→ **Short problem A**: In the mailing-list reply about the EC2 rolling deploy, what HealthCheckGracePeriod value did Ben originally have set?

→ **Excerpted text**:

Re: [ansible-project] EC2 Rolling Deploy with an ASG

Ben Whaley Mon, 24 Nov 2014 09:45:13 -0800

Hi James,

Thanks for your reply.


Interesting point about the HealthCheckGracePeriod option. I wasn't aware 
of its role here. I am indeed using it, in fact according to the docs it is 
a required option for ELB health checks. I had it set to 180, and I just 
tried it with lower values of 10 and 1 second. In both cases the behavior 
is the same: the autoscale group considers the instances healthy (because 
of the grace period, even at the lower value) and as a result ansible moves 
on before the instances are InService in the ELB. Even with the 
HealthCheckGracePeriod at the lowest possible value of 1 second, a race 
exists between the module's health check and the ELB grace period.

I've worked around this for now with a script that does the following:
- Find the instances in the ASG
- Check the ELB to determine if they are healthy or not
- Exit 1 if not, 0 if yes

Then I use an ansible task with an "until" loop to check the return code. 
The script is here:

https://gist.github.com/anonymous/05e99828848ee565ed33

Happy to work this in to an ansible module if you think this is useful. Or 
did I misunderstand the point about the health check grace period?

Thanks,
Ben


On Monday, November 24, 2014 7:25:58 AM UTC-8, James Martin wrote:
>
> Ben,
>
> Thanks for the question.    Considering this: 
> http://docs.aws.amazon.com/AutoScaling/latest/DeveloperGuide/as-add-elb-healthcheck.html,
>  
>   "Auto Scaling marks an instance unhealthy if the calls to the Amazon EC2 
> action DescribeInstanceStatus return any state other than running, the 
> system status shows impaired, or the calls to Elastic Load Balancing action 
> DescribeInstanceHealth returns OutOfService in the instance state field."

→ **Short problem B**: Please update the records from their start through the line holding "multi-icon: [16, 467, 50, 501]", inclusive, replacing "smiling" with "grinning" and keeping everything else unchanged.

→ **Data extract**:
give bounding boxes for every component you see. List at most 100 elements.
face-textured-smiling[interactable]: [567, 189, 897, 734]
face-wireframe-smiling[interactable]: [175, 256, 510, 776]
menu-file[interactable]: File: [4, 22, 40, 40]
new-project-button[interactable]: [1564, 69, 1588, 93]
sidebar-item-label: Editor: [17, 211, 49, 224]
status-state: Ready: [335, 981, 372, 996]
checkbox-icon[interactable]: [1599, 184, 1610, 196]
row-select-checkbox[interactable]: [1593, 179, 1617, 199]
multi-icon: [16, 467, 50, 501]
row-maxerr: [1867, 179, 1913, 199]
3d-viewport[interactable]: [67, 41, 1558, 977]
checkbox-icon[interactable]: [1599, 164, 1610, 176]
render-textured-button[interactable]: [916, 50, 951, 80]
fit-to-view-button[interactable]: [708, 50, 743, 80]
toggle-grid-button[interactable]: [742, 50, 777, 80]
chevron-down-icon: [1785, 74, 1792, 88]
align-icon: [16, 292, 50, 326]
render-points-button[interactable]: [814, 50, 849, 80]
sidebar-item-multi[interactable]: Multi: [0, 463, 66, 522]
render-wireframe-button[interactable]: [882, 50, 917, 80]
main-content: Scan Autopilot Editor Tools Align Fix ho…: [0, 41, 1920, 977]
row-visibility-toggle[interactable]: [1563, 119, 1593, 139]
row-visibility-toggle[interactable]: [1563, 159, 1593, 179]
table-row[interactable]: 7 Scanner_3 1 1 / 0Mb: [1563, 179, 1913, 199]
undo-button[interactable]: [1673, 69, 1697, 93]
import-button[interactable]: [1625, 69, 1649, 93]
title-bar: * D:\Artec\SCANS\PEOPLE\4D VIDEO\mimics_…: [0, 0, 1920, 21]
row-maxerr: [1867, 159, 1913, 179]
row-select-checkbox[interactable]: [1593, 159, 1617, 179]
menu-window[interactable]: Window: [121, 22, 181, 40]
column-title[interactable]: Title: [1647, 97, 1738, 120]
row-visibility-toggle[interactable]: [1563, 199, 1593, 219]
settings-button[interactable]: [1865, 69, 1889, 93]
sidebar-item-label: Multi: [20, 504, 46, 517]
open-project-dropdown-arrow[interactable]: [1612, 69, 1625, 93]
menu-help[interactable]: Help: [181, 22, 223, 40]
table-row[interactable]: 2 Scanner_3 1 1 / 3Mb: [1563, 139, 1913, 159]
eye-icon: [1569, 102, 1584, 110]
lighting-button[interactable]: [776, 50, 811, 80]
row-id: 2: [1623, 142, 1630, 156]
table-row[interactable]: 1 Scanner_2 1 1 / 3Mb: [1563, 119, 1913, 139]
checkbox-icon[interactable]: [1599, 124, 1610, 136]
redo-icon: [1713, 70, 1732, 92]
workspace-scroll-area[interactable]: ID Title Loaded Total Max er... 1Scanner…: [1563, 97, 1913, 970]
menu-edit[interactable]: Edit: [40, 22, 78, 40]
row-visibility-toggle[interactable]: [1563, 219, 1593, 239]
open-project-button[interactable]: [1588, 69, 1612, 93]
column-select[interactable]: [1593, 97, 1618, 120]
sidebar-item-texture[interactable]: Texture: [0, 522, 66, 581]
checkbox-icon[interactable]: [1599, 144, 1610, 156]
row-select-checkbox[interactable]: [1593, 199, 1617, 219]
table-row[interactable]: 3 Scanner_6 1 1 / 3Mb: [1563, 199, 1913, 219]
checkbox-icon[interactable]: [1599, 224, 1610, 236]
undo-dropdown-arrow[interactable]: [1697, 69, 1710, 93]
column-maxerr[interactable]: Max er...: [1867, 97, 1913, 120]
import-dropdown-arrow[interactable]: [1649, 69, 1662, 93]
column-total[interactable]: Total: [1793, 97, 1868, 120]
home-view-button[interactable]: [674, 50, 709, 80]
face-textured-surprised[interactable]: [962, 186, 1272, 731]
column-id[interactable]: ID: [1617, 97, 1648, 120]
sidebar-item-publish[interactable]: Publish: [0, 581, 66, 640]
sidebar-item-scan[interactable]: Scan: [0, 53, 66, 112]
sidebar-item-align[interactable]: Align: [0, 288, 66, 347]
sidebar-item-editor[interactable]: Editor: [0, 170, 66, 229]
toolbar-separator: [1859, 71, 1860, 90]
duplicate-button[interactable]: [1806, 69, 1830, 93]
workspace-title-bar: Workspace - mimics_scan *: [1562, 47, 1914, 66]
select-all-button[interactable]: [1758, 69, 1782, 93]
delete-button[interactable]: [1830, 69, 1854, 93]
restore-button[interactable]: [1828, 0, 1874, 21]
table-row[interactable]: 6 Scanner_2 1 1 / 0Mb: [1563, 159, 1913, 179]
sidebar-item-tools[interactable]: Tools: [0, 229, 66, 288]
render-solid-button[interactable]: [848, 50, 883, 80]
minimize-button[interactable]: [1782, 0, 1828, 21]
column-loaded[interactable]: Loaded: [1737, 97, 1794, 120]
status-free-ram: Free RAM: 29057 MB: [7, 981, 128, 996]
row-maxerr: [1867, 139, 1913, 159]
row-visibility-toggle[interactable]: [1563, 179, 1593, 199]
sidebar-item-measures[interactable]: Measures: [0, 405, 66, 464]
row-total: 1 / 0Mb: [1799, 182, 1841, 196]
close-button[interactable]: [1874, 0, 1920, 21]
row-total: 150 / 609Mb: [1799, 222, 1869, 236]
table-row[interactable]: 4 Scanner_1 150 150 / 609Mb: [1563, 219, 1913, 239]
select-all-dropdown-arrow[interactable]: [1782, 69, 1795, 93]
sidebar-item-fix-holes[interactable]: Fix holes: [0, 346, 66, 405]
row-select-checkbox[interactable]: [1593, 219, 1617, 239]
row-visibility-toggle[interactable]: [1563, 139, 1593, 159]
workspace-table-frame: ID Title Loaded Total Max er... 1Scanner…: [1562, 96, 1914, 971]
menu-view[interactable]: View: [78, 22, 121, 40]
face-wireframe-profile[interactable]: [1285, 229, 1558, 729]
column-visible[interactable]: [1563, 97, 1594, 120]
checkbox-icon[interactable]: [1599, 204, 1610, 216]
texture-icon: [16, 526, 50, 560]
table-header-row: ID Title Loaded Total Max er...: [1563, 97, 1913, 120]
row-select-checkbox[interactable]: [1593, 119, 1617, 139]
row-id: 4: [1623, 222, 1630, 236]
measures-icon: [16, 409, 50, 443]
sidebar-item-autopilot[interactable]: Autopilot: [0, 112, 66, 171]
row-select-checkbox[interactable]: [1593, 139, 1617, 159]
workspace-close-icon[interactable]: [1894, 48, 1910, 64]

→ **Solution A**: 180

→ **Solution B**:
give bounding boxes for every component you see. List at most 100 elements.
face-textured-grinning[interactable]: [567, 189, 897, 734]
face-wireframe-grinning[interactable]: [175, 256, 510, 776]
menu-file[interactable]: File: [4, 22, 40, 40]
new-project-button[interactable]: [1564, 69, 1588, 93]
sidebar-item-label: Editor: [17, 211, 49, 224]
status-state: Ready: [335, 981, 372, 996]
checkbox-icon[interactable]: [1599, 184, 1610, 196]
row-select-checkbox[interactable]: [1593, 179, 1617, 199]
multi-icon: [16, 467, 50, 501]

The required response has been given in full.